#### [Requirements]
Reproduce every line of the records below verbatim, without changing any text.

#### [Collected data]
□ □ □ □
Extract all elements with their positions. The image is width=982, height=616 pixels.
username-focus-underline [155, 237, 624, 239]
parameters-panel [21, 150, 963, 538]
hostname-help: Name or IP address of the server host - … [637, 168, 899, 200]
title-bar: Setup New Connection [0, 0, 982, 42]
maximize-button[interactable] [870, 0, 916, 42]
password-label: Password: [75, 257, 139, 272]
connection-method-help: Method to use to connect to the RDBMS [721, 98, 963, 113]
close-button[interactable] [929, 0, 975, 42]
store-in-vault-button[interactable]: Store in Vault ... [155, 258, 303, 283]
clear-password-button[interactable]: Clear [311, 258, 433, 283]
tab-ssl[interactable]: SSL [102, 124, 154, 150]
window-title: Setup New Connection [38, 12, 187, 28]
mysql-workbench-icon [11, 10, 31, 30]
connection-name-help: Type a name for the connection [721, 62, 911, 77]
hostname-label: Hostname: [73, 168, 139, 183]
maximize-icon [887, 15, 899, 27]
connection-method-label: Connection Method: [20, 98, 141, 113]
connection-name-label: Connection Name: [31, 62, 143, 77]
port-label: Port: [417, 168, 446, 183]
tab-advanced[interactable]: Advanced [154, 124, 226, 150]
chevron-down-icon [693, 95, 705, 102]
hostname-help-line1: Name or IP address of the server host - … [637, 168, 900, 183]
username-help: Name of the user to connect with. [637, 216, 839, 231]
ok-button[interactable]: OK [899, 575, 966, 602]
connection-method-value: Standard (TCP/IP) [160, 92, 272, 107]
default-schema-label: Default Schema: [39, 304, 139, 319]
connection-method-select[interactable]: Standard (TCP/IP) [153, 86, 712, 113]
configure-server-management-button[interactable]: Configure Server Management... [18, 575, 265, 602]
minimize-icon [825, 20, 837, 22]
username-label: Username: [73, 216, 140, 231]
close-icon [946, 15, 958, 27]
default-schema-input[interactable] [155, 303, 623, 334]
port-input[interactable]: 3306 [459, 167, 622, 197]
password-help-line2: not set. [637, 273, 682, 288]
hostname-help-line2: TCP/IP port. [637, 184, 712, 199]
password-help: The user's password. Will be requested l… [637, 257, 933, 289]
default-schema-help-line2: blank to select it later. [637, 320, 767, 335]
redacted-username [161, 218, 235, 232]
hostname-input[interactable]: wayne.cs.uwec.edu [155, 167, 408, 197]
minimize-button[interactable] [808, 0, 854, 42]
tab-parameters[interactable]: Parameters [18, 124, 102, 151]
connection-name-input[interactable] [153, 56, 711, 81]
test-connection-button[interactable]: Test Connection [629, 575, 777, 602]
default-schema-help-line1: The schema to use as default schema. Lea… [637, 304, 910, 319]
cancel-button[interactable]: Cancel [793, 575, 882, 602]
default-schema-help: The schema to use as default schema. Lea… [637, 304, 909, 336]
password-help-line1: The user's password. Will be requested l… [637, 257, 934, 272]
□ □ □ □
#### [Expected answer]
Extract all elements with their positions. The image is width=982, height=616 pixels.
username-focus-underline [155, 237, 624, 239]
parameters-panel [21, 150, 963, 538]
hostname-help: Name or IP address of the server host - … [637, 168, 899, 200]
title-bar: Setup New Connection [0, 0, 982, 42]
maximize-button[interactable] [870, 0, 916, 42]
password-label: Password: [75, 257, 139, 272]
connection-method-help: Method to use to connect to the RDBMS [721, 98, 963, 113]
close-button[interactable] [929, 0, 975, 42]
store-in-vault-button[interactable]: Store in Vault ... [155, 258, 303, 283]
clear-password-button[interactable]: Clear [311, 258, 433, 283]
tab-ssl[interactable]: SSL [102, 124, 154, 150]
window-title: Setup New Connection [38, 12, 187, 28]
mysql-workbench-icon [11, 10, 31, 30]
connection-name-help: Type a name for the connection [721, 62, 911, 77]
hostname-label: Hostname: [73, 168, 139, 183]
maximize-icon [887, 15, 899, 27]
connection-method-label: Connection Method: [20, 98, 141, 113]
connection-name-label: Connection Name: [31, 62, 143, 77]
port-label: Port: [417, 168, 446, 183]
tab-advanced[interactable]: Advanced [154, 124, 226, 150]
chevron-down-icon [693, 95, 705, 102]
hostname-help-line1: Name or IP address of the server host - … [637, 168, 900, 183]
username-help: Name of the user to connect with. [637, 216, 839, 231]
ok-button[interactable]: OK [899, 575, 966, 602]
connection-method-value: Standard (TCP/IP) [160, 92, 272, 107]
default-schema-label: Default Schema: [39, 304, 139, 319]
connection-method-select[interactable]: Standard (TCP/IP) [153, 86, 712, 113]
configure-server-management-button[interactable]: Configure Server Management... [18, 575, 265, 602]
minimize-icon [825, 20, 837, 22]
username-label: Username: [73, 216, 140, 231]
close-icon [946, 15, 958, 27]
default-schema-input[interactable] [155, 303, 623, 334]
port-input[interactable]: 3306 [459, 167, 622, 197]
password-help-line2: not set. [637, 273, 682, 288]
hostname-help-line2: TCP/IP port. [637, 184, 712, 199]
password-help: The user's password. Will be requested l… [637, 257, 933, 289]
default-schema-help-line2: blank to select it later. [637, 320, 767, 335]
redacted-username [161, 218, 235, 232]
hostname-input[interactable]: wayne.cs.uwec.edu [155, 167, 408, 197]
minimize-button[interactable] [808, 0, 854, 42]
tab-parameters[interactable]: Parameters [18, 124, 102, 151]
connection-name-input[interactable] [153, 56, 711, 81]
test-connection-button[interactable]: Test Connection [629, 575, 777, 602]
default-schema-help-line1: The schema to use as default schema. Lea… [637, 304, 910, 319]
cancel-button[interactable]: Cancel [793, 575, 882, 602]
default-schema-help: The schema to use as default schema. Lea… [637, 304, 909, 336]
password-help-line1: The user's password. Will be requested l… [637, 257, 934, 272]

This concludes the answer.